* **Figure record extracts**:
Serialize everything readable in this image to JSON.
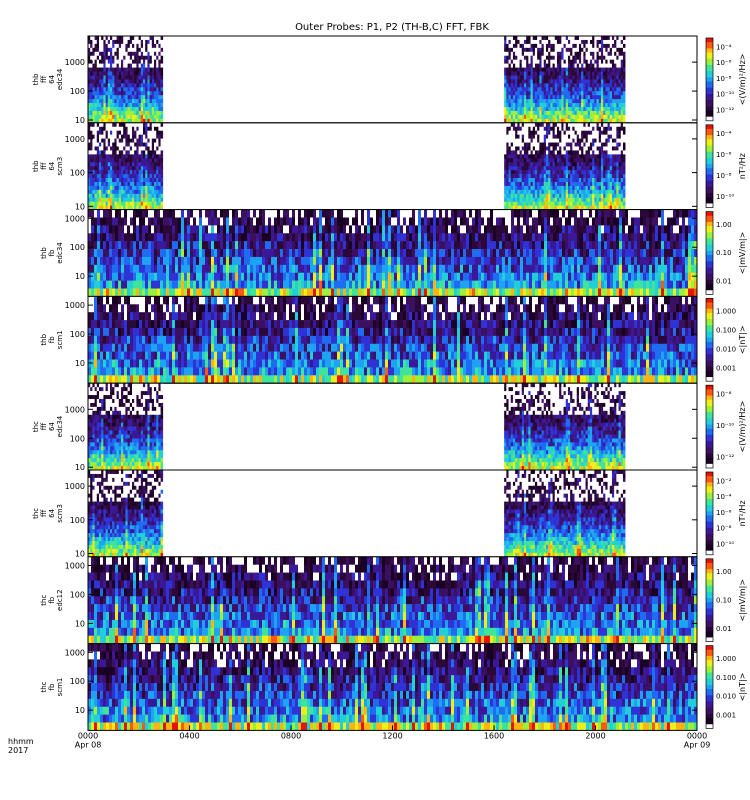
{
  "title": "Outer Probes: P1, P2 (TH-B,C) FFT, FBK",
  "time_axis": {
    "label_line1": "hhmm",
    "label_line2": "2017",
    "ticks": [
      {
        "hour": 0,
        "label": "0000",
        "date": "Apr 08"
      },
      {
        "hour": 4,
        "label": "0400",
        "date": ""
      },
      {
        "hour": 8,
        "label": "0800",
        "date": ""
      },
      {
        "hour": 12,
        "label": "1200",
        "date": ""
      },
      {
        "hour": 16,
        "label": "1600",
        "date": ""
      },
      {
        "hour": 20,
        "label": "2000",
        "date": ""
      },
      {
        "hour": 24,
        "label": "0000",
        "date": "Apr 09"
      }
    ]
  },
  "colors": {
    "colormap": [
      "#ffffff",
      "#1a0022",
      "#2a0838",
      "#3b1060",
      "#3a1898",
      "#2f33d6",
      "#1f6cf0",
      "#1ea3f2",
      "#22cfd8",
      "#3fe49a",
      "#9cef3a",
      "#eeee1c",
      "#ffb414",
      "#ff5810",
      "#e21508"
    ],
    "background": "#ffffff"
  },
  "chart_data": [
    {
      "type": "heatmap",
      "instrument": "FFT",
      "ylabel_lines": [
        "thb",
        "fff",
        "64",
        "edc34"
      ],
      "yticks": [
        10,
        100,
        1000
      ],
      "ytick_labels": [
        "10",
        "100",
        "1000"
      ],
      "yrange": [
        8,
        8000
      ],
      "data_hours": [
        [
          0,
          2.9
        ],
        [
          16.4,
          21.1
        ]
      ],
      "cbar_label": "<(V/m)²/Hz>",
      "cbar_ticks": [
        "10⁻¹²",
        "10⁻¹⁰",
        "10⁻⁸",
        "10⁻⁶",
        "10⁻⁴"
      ],
      "cbar_style": "fff"
    },
    {
      "type": "heatmap",
      "instrument": "FFT",
      "ylabel_lines": [
        "thb",
        "fff",
        "64",
        "scm3"
      ],
      "yticks": [
        10,
        100,
        1000
      ],
      "ytick_labels": [
        "10",
        "100",
        "1000"
      ],
      "yrange": [
        8,
        3000
      ],
      "data_hours": [
        [
          0,
          2.9
        ],
        [
          16.4,
          21.1
        ]
      ],
      "cbar_label": "nT²/Hz",
      "cbar_ticks": [
        "10⁻¹⁰",
        "10⁻⁸",
        "10⁻⁶",
        "10⁻⁴"
      ],
      "cbar_style": "fff"
    },
    {
      "type": "heatmap",
      "instrument": "FBK",
      "ylabel_lines": [
        "thb",
        "fb",
        "edc34"
      ],
      "yticks": [
        10,
        100,
        1000
      ],
      "ytick_labels": [
        "10",
        "100",
        "1000"
      ],
      "yrange": [
        2,
        2000
      ],
      "data_hours": [
        [
          0,
          24
        ]
      ],
      "cbar_label": "<|mV/m|>",
      "cbar_ticks": [
        "0.01",
        "0.10",
        "1.00"
      ],
      "cbar_style": "fb"
    },
    {
      "type": "heatmap",
      "instrument": "FBK",
      "ylabel_lines": [
        "thb",
        "fb",
        "scm1"
      ],
      "yticks": [
        10,
        100,
        1000
      ],
      "ytick_labels": [
        "10",
        "100",
        "1000"
      ],
      "yrange": [
        2,
        2000
      ],
      "data_hours": [
        [
          0,
          24
        ]
      ],
      "cbar_label": "<|nT|>",
      "cbar_ticks": [
        "0.001",
        "0.010",
        "0.100",
        "1.000"
      ],
      "cbar_style": "fb"
    },
    {
      "type": "heatmap",
      "instrument": "FFT",
      "ylabel_lines": [
        "thc",
        "fff",
        "64",
        "edc34"
      ],
      "yticks": [
        10,
        100,
        1000
      ],
      "ytick_labels": [
        "10",
        "100",
        "1000"
      ],
      "yrange": [
        8,
        8000
      ],
      "data_hours": [
        [
          0,
          2.9
        ],
        [
          16.4,
          21.1
        ]
      ],
      "cbar_label": "<(V/m)²/Hz>",
      "cbar_ticks": [
        "10⁻¹²",
        "10⁻¹⁰",
        "10⁻⁸"
      ],
      "cbar_style": "fff"
    },
    {
      "type": "heatmap",
      "instrument": "FFT",
      "ylabel_lines": [
        "thc",
        "fff",
        "64",
        "scm3"
      ],
      "yticks": [
        10,
        100,
        1000
      ],
      "ytick_labels": [
        "10",
        "100",
        "1000"
      ],
      "yrange": [
        8,
        3000
      ],
      "data_hours": [
        [
          0,
          2.9
        ],
        [
          16.4,
          21.1
        ]
      ],
      "cbar_label": "nT²/Hz",
      "cbar_ticks": [
        "10⁻¹⁰",
        "10⁻⁸",
        "10⁻⁶",
        "10⁻⁴",
        "10⁻²"
      ],
      "cbar_style": "fff"
    },
    {
      "type": "heatmap",
      "instrument": "FBK",
      "ylabel_lines": [
        "thc",
        "fb",
        "edc12"
      ],
      "yticks": [
        10,
        100,
        1000
      ],
      "ytick_labels": [
        "10",
        "100",
        "1000"
      ],
      "yrange": [
        2,
        2000
      ],
      "data_hours": [
        [
          0,
          24
        ]
      ],
      "cbar_label": "<|mV/m|>",
      "cbar_ticks": [
        "0.01",
        "0.10",
        "1.00"
      ],
      "cbar_style": "fb"
    },
    {
      "type": "heatmap",
      "instrument": "FBK",
      "ylabel_lines": [
        "thc",
        "fb",
        "scm1"
      ],
      "yticks": [
        10,
        100,
        1000
      ],
      "ytick_labels": [
        "10",
        "100",
        "1000"
      ],
      "yrange": [
        2,
        2000
      ],
      "data_hours": [
        [
          0,
          24
        ]
      ],
      "cbar_label": "<|nT|>",
      "cbar_ticks": [
        "0.001",
        "0.010",
        "0.100",
        "1.000"
      ],
      "cbar_style": "fb"
    }
  ]
}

* **Stated exercise**:
Copy all the data exactly as written, but skip any picture.

* **Answer to the problem**:
Serialize everything readable in this image to JSON.
{
  "title": "Outer Probes: P1, P2 (TH-B,C) FFT, FBK",
  "time_axis": {
    "label_line1": "hhmm",
    "label_line2": "2017",
    "ticks": [
      {
        "hour": 0,
        "label": "0000",
        "date": "Apr 08"
      },
      {
        "hour": 4,
        "label": "0400",
        "date": ""
      },
      {
        "hour": 8,
        "label": "0800",
        "date": ""
      },
      {
        "hour": 12,
        "label": "1200",
        "date": ""
      },
      {
        "hour": 16,
        "label": "1600",
        "date": ""
      },
      {
        "hour": 20,
        "label": "2000",
        "date": ""
      },
      {
        "hour": 24,
        "label": "0000",
        "date": "Apr 09"
      }
    ]
  },
  "colors": {
    "colormap": [
      "#ffffff",
      "#1a0022",
      "#2a0838",
      "#3b1060",
      "#3a1898",
      "#2f33d6",
      "#1f6cf0",
      "#1ea3f2",
      "#22cfd8",
      "#3fe49a",
      "#9cef3a",
      "#eeee1c",
      "#ffb414",
      "#ff5810",
      "#e21508"
    ],
    "background": "#ffffff"
  },
  "chart_data": [
    {
      "type": "heatmap",
      "instrument": "FFT",
      "ylabel_lines": [
        "thb",
        "fff",
        "64",
        "edc34"
      ],
      "yticks": [
        10,
        100,
        1000
      ],
      "ytick_labels": [
        "10",
        "100",
        "1000"
      ],
      "yrange": [
        8,
        8000
      ],
      "data_hours": [
        [
          0,
          2.9
        ],
        [
          16.4,
          21.1
        ]
      ],
      "cbar_label": "<(V/m)²/Hz>",
      "cbar_ticks": [
        "10⁻¹²",
        "10⁻¹⁰",
        "10⁻⁸",
        "10⁻⁶",
        "10⁻⁴"
      ],
      "cbar_style": "fff"
    },
    {
      "type": "heatmap",
      "instrument": "FFT",
      "ylabel_lines": [
        "thb",
        "fff",
        "64",
        "scm3"
      ],
      "yticks": [
        10,
        100,
        1000
      ],
      "ytick_labels": [
        "10",
        "100",
        "1000"
      ],
      "yrange": [
        8,
        3000
      ],
      "data_hours": [
        [
          0,
          2.9
        ],
        [
          16.4,
          21.1
        ]
      ],
      "cbar_label": "nT²/Hz",
      "cbar_ticks": [
        "10⁻¹⁰",
        "10⁻⁸",
        "10⁻⁶",
        "10⁻⁴"
      ],
      "cbar_style": "fff"
    },
    {
      "type": "heatmap",
      "instrument": "FBK",
      "ylabel_lines": [
        "thb",
        "fb",
        "edc34"
      ],
      "yticks": [
        10,
        100,
        1000
      ],
      "ytick_labels": [
        "10",
        "100",
        "1000"
      ],
      "yrange": [
        2,
        2000
      ],
      "data_hours": [
        [
          0,
          24
        ]
      ],
      "cbar_label": "<|mV/m|>",
      "cbar_ticks": [
        "0.01",
        "0.10",
        "1.00"
      ],
      "cbar_style": "fb"
    },
    {
      "type": "heatmap",
      "instrument": "FBK",
      "ylabel_lines": [
        "thb",
        "fb",
        "scm1"
      ],
      "yticks": [
        10,
        100,
        1000
      ],
      "ytick_labels": [
        "10",
        "100",
        "1000"
      ],
      "yrange": [
        2,
        2000
      ],
      "data_hours": [
        [
          0,
          24
        ]
      ],
      "cbar_label": "<|nT|>",
      "cbar_ticks": [
        "0.001",
        "0.010",
        "0.100",
        "1.000"
      ],
      "cbar_style": "fb"
    },
    {
      "type": "heatmap",
      "instrument": "FFT",
      "ylabel_lines": [
        "thc",
        "fff",
        "64",
        "edc34"
      ],
      "yticks": [
        10,
        100,
        1000
      ],
      "ytick_labels": [
        "10",
        "100",
        "1000"
      ],
      "yrange": [
        8,
        8000
      ],
      "data_hours": [
        [
          0,
          2.9
        ],
        [
          16.4,
          21.1
        ]
      ],
      "cbar_label": "<(V/m)²/Hz>",
      "cbar_ticks": [
        "10⁻¹²",
        "10⁻¹⁰",
        "10⁻⁸"
      ],
      "cbar_style": "fff"
    },
    {
      "type": "heatmap",
      "instrument": "FFT",
      "ylabel_lines": [
        "thc",
        "fff",
        "64",
        "scm3"
      ],
      "yticks": [
        10,
        100,
        1000
      ],
      "ytick_labels": [
        "10",
        "100",
        "1000"
      ],
      "yrange": [
        8,
        3000
      ],
      "data_hours": [
        [
          0,
          2.9
        ],
        [
          16.4,
          21.1
        ]
      ],
      "cbar_label": "nT²/Hz",
      "cbar_ticks": [
        "10⁻¹⁰",
        "10⁻⁸",
        "10⁻⁶",
        "10⁻⁴",
        "10⁻²"
      ],
      "cbar_style": "fff"
    },
    {
      "type": "heatmap",
      "instrument": "FBK",
      "ylabel_lines": [
        "thc",
        "fb",
        "edc12"
      ],
      "yticks": [
        10,
        100,
        1000
      ],
      "ytick_labels": [
        "10",
        "100",
        "1000"
      ],
      "yrange": [
        2,
        2000
      ],
      "data_hours": [
        [
          0,
          24
        ]
      ],
      "cbar_label": "<|mV/m|>",
      "cbar_ticks": [
        "0.01",
        "0.10",
        "1.00"
      ],
      "cbar_style": "fb"
    },
    {
      "type": "heatmap",
      "instrument": "FBK",
      "ylabel_lines": [
        "thc",
        "fb",
        "scm1"
      ],
      "yticks": [
        10,
        100,
        1000
      ],
      "ytick_labels": [
        "10",
        "100",
        "1000"
      ],
      "yrange": [
        2,
        2000
      ],
      "data_hours": [
        [
          0,
          24
        ]
      ],
      "cbar_label": "<|nT|>",
      "cbar_ticks": [
        "0.001",
        "0.010",
        "0.100",
        "1.000"
      ],
      "cbar_style": "fb"
    }
  ]
}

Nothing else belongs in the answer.